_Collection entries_

## begin

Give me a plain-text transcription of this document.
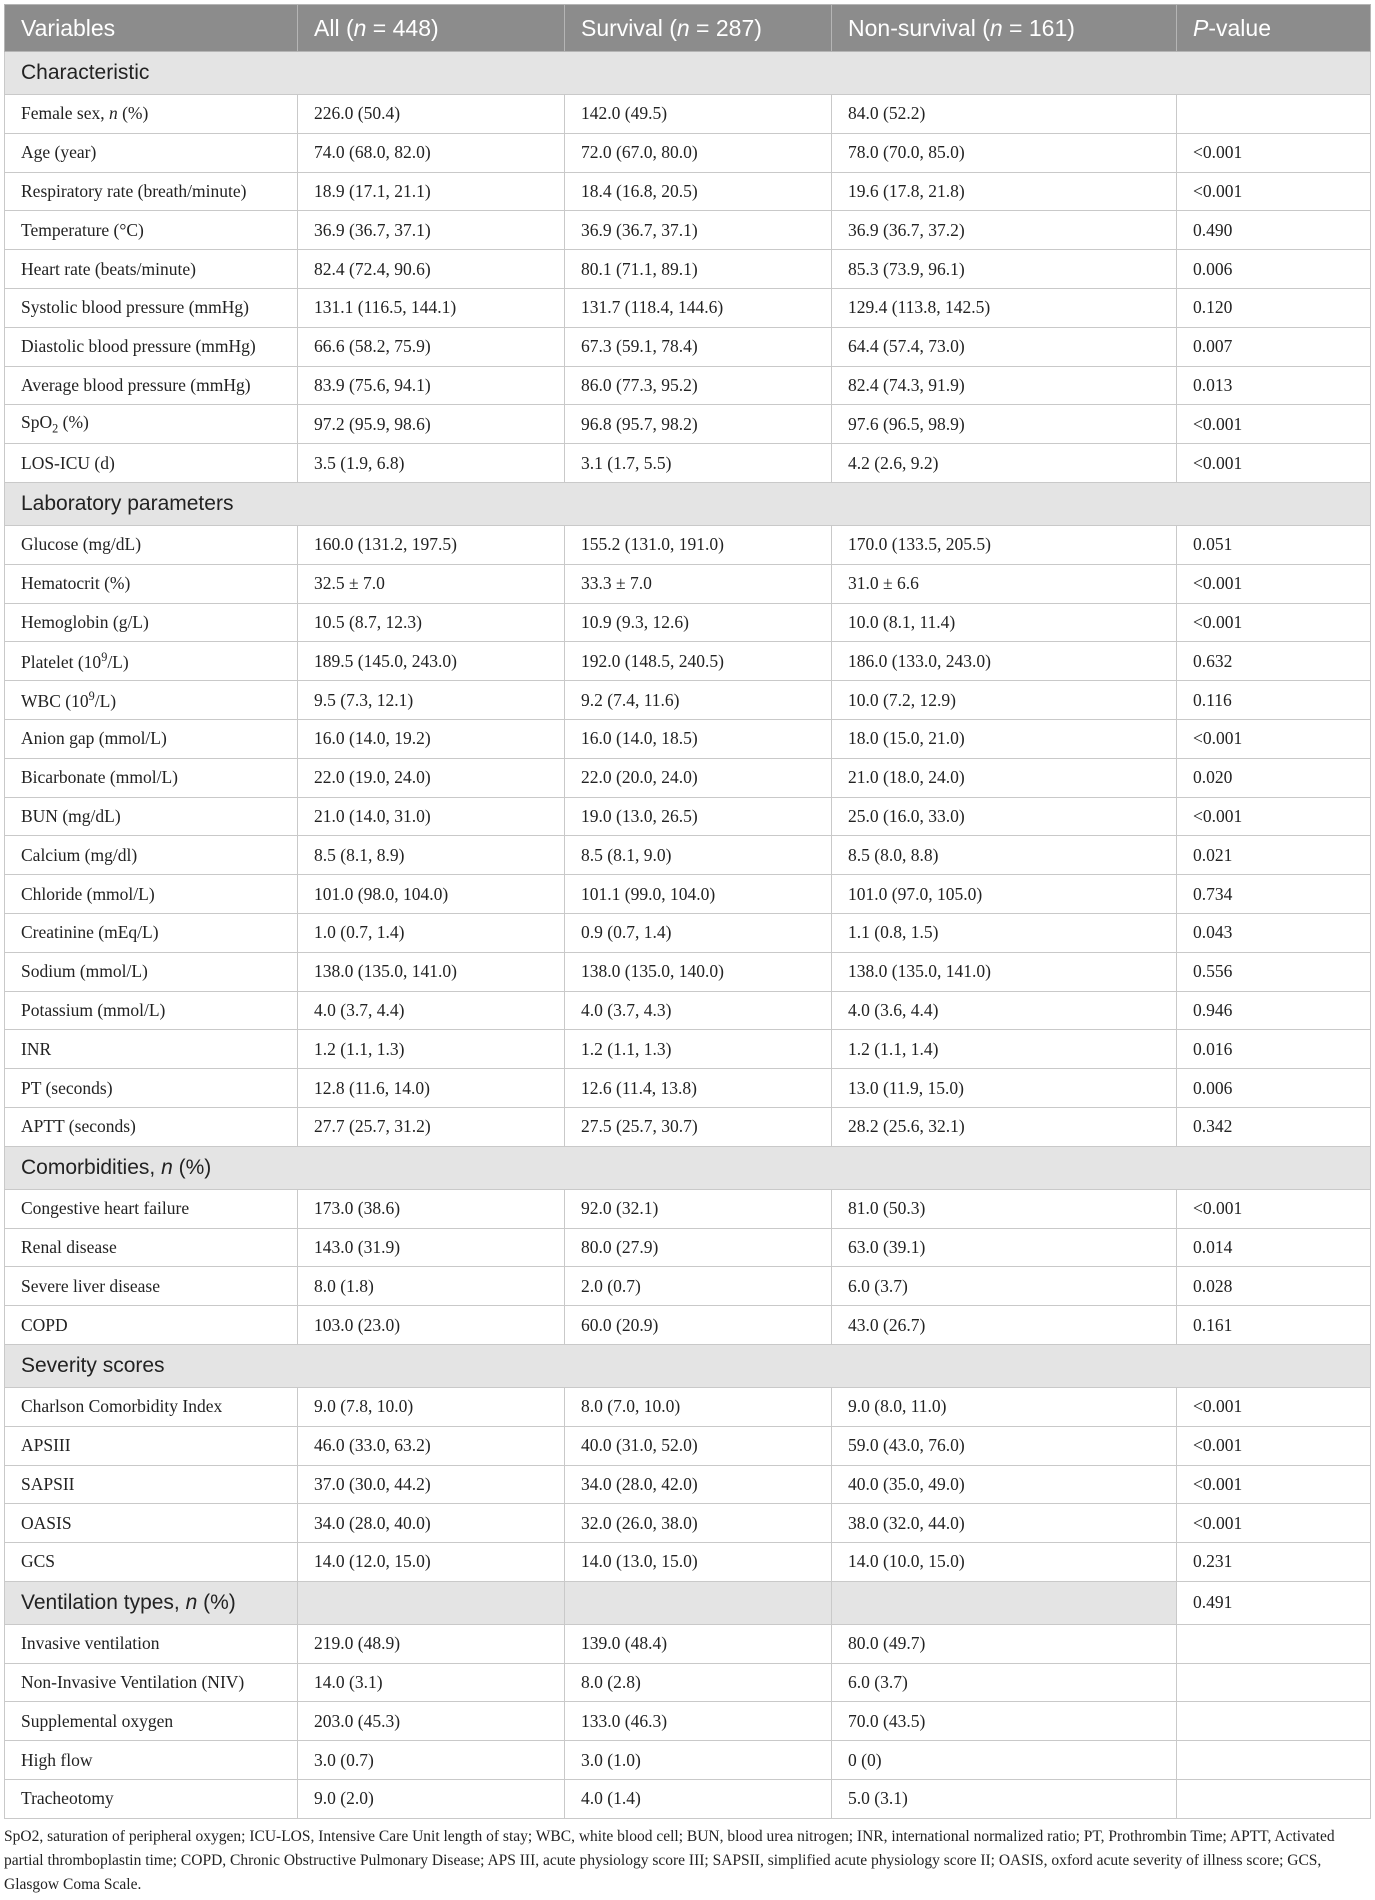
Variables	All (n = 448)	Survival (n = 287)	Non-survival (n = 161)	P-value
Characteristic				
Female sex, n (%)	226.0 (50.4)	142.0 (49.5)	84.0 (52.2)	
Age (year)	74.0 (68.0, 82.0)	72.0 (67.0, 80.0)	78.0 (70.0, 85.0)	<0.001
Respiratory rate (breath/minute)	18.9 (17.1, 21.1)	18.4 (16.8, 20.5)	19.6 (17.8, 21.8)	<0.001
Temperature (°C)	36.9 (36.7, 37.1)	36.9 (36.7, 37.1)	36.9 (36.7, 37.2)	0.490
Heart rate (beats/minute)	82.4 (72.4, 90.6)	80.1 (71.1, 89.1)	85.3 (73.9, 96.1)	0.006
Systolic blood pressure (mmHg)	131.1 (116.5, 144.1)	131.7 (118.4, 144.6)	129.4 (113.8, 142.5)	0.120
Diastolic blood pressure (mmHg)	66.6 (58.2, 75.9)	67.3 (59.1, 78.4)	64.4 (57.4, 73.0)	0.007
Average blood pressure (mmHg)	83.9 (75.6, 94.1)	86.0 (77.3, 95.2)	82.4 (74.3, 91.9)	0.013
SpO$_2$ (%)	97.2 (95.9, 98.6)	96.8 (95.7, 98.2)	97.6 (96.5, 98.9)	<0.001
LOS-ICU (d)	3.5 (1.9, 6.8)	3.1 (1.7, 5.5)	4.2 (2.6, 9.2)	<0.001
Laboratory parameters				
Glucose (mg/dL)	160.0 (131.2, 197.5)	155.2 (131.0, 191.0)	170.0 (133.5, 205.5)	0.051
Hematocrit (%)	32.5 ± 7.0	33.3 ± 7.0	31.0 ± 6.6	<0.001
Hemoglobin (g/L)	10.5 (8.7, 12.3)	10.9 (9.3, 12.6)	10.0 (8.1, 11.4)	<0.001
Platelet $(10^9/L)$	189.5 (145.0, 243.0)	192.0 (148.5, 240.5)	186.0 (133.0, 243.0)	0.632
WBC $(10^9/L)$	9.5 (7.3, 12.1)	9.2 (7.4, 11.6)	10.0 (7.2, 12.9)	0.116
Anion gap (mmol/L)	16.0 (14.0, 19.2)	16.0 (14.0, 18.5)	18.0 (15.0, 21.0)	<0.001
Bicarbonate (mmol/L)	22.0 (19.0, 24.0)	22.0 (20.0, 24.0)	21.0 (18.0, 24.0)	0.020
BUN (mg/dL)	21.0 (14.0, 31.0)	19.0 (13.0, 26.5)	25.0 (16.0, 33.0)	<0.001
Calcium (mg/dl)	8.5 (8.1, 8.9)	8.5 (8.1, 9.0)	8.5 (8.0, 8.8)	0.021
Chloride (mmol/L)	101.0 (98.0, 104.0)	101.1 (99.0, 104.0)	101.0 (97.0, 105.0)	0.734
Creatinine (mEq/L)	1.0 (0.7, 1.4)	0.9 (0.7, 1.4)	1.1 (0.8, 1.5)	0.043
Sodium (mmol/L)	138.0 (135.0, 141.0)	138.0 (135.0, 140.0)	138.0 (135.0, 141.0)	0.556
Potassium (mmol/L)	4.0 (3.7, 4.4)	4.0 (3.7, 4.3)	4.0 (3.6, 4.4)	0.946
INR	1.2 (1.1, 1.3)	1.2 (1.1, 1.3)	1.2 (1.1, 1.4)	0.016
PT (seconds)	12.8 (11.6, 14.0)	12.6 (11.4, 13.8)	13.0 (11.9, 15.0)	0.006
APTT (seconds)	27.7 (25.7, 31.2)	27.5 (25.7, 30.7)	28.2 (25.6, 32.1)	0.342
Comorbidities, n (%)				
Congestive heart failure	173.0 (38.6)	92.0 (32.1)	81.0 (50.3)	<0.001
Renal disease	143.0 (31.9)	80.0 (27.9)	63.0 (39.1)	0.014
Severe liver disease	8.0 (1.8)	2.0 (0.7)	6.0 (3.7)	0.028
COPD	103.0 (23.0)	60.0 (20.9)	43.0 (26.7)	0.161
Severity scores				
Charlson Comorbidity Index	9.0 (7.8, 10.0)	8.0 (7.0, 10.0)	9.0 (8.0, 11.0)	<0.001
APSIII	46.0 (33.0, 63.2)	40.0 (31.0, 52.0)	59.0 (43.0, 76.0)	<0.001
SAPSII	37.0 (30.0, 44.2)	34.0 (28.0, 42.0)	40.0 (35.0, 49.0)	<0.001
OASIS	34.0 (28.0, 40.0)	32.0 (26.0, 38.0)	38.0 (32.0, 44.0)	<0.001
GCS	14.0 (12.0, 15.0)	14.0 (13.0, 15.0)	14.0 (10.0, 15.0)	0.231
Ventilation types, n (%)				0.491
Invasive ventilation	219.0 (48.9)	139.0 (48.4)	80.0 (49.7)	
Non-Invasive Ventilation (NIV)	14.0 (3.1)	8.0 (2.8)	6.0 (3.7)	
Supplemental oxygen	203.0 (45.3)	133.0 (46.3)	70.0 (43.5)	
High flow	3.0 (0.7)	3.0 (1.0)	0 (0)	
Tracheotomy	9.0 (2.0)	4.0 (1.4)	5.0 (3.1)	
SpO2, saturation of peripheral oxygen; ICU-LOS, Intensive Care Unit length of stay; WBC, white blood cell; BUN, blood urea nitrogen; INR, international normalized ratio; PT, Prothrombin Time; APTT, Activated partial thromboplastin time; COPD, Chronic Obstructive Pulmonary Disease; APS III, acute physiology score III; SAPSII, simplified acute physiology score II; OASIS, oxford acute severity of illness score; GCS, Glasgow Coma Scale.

## end
## begin

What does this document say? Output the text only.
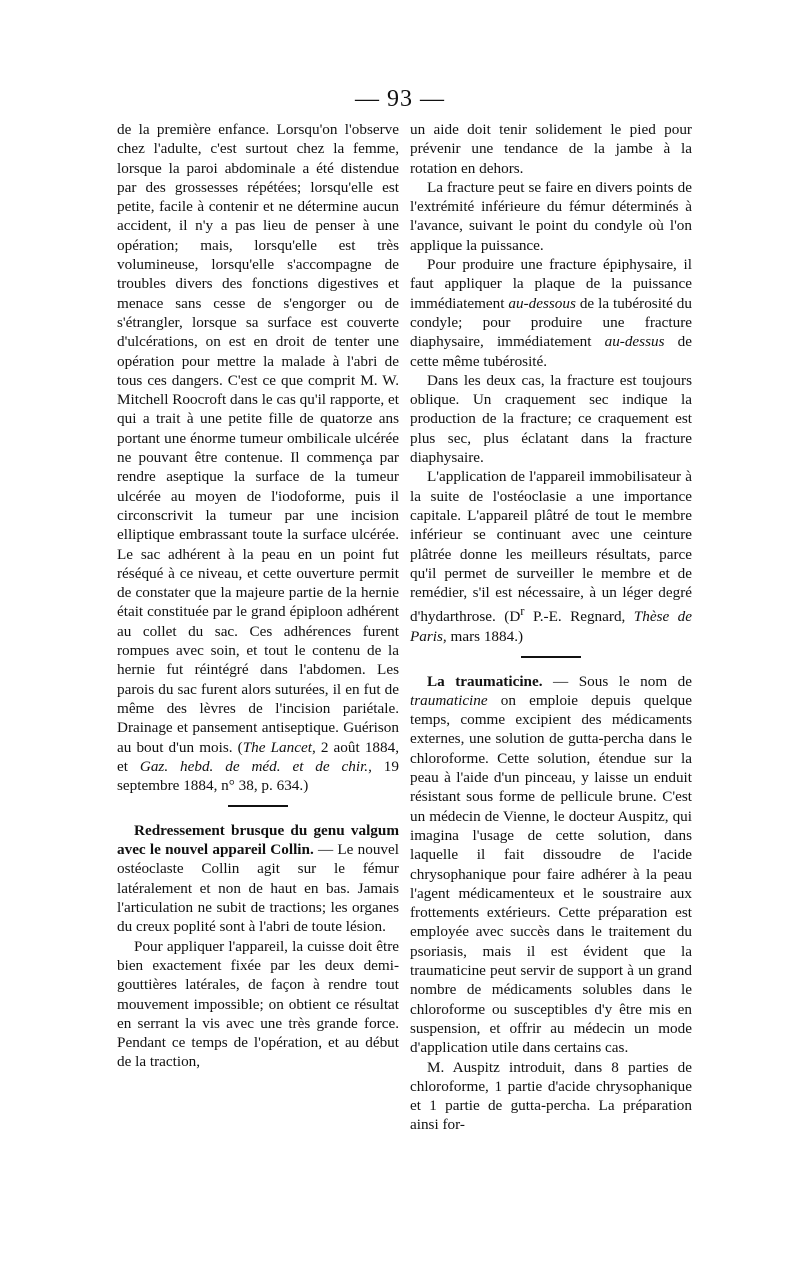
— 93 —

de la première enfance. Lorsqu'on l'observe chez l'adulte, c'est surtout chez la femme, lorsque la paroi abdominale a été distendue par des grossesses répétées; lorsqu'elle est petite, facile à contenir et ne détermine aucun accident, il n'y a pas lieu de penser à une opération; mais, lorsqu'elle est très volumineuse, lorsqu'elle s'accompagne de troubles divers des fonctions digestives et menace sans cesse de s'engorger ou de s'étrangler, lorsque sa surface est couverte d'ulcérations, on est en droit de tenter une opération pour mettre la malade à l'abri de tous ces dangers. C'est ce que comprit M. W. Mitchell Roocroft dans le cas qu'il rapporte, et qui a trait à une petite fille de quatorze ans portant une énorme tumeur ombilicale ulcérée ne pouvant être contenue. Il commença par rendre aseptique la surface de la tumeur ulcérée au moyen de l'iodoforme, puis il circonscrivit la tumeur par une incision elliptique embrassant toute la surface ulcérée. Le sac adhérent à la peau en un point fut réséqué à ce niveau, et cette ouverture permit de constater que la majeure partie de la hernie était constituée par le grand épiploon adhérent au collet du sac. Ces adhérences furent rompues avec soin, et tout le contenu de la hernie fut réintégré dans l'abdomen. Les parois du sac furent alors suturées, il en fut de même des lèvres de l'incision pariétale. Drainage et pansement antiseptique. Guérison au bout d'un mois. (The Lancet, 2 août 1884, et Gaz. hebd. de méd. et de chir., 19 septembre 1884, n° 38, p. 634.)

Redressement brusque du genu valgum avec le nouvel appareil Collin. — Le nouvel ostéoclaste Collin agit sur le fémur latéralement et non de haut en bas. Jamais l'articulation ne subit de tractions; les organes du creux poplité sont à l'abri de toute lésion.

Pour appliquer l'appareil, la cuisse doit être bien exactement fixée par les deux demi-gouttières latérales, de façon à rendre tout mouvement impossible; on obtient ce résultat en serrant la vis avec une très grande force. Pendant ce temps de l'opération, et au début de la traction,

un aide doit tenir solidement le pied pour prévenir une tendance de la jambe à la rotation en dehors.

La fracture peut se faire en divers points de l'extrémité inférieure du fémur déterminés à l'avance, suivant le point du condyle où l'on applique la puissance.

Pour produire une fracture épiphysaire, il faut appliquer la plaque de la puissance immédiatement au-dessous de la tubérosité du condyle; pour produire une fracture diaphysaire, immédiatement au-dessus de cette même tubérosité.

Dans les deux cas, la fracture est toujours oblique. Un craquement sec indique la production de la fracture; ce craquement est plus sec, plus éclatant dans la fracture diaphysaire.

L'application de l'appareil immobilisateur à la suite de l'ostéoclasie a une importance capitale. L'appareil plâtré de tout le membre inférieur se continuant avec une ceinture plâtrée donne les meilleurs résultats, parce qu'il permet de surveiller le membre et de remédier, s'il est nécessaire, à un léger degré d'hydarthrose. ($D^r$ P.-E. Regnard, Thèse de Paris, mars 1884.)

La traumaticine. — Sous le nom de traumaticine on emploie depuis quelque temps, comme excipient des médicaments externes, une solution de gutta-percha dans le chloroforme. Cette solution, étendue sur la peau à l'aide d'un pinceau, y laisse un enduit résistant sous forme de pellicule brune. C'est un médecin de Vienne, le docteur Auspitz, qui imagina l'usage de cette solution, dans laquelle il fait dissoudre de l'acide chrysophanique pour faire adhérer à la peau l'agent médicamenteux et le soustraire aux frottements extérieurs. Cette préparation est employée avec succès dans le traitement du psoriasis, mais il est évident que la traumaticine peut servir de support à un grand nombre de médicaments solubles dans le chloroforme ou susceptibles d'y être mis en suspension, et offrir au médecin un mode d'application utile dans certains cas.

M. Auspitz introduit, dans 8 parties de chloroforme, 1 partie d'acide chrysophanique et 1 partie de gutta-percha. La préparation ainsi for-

## end

Determine how many lines of the data contain the word "text", and reply with that number only.

2